Dataset items:

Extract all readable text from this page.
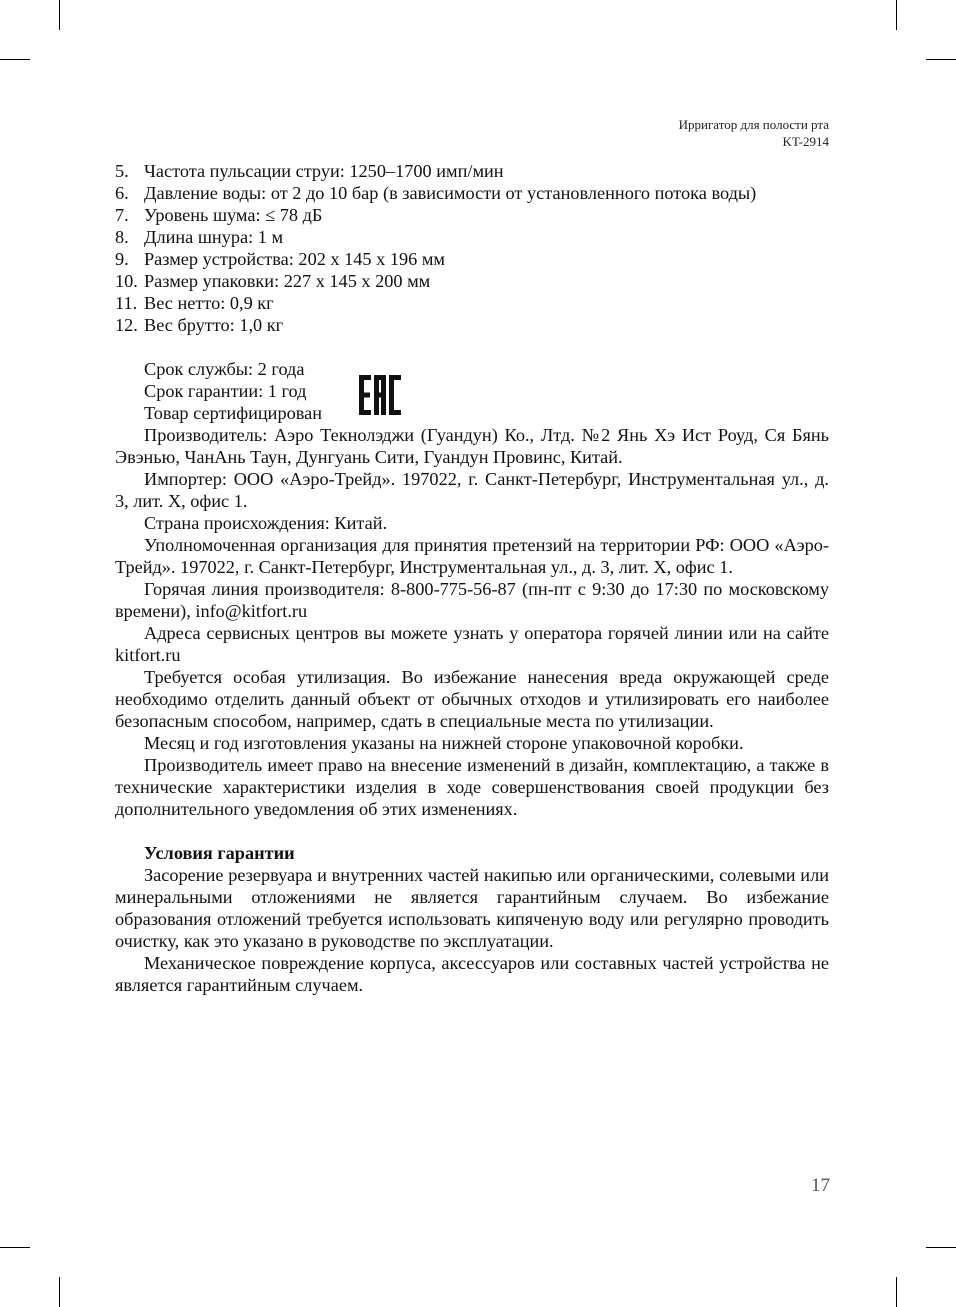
Ирригатор для полости рта
KT-2914
5. Частота пульсации струи: 1250–1700 имп/мин
6. Давление воды: от 2 до 10 бар (в зависимости от установленного потока воды)
7. Уровень шума: ≤ 78 дБ
8. Длина шнура: 1 м
9. Размер устройства: 202 x 145 x 196 мм
10. Размер упаковки: 227 x 145 x 200 мм
11. Вес нетто: 0,9 кг
12. Вес брутто: 1,0 кг
Срок службы: 2 года
Срок гарантии: 1 год
Товар сертифицирован

Производитель: Аэро Текнолэджи (Гуандун) Ко., Лтд. №2 Янь Хэ Ист Роуд, Ся Бянь Эвэнью, ЧанАнь Таун, Дунгуань Сити, Гуандун Провинс, Китай.

Импортер: ООО «Аэро-Трейд». 197022, г. Санкт-Петербург, Инструментальная ул., д. 3, лит. Х, офис 1.

Страна происхождения: Китай.

Уполномоченная организация для принятия претензий на территории РФ: ООО «Аэро-Трейд». 197022, г. Санкт-Петербург, Инструментальная ул., д. 3, лит. Х, офис 1.

Горячая линия производителя: 8-800-775-56-87 (пн-пт с 9:30 до 17:30 по московскому времени), info@kitfort.ru

Адреса сервисных центров вы можете узнать у оператора горячей линии или на сайте kitfort.ru

Требуется особая утилизация. Во избежание нанесения вреда окружающей среде необходимо отделить данный объект от обычных отходов и утилизировать его наиболее безопасным способом, например, сдать в специальные места по утилизации.

Месяц и год изготовления указаны на нижней стороне упаковочной коробки.

Производитель имеет право на внесение изменений в дизайн, комплектацию, а также в технические характеристики изделия в ходе совершенствования своей продукции без дополнительного уведомления об этих изменениях.

Условия гарантии

Засорение резервуара и внутренних частей накипью или органическими, солевыми или минеральными отложениями не является гарантийным случаем. Во избежание образования отложений требуется использовать кипяченую воду или регулярно проводить очистку, как это указано в руководстве по эксплуатации.

Механическое повреждение корпуса, аксессуаров или составных частей устройства не является гарантийным случаем.

17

# WHAT YOU HAVE TO DO
Please list every line of the records that contains "избежание".

# ANSWER TO THE EXERCISE
Требуется особая утилизация. Во избежание нанесения вреда окружающей среде необходимо отделить данный объект от обычных отходов и утилизировать его наиболее безопасным способом, например, сдать в специальные места по утилизации.
Засорение резервуара и внутренних частей накипью или органическими, солевыми или минеральными отложениями не является гарантийным случаем. Во избежание образования отложений требуется использовать кипяченую воду или регулярно проводить очистку, как это указано в руководстве по эксплуатации.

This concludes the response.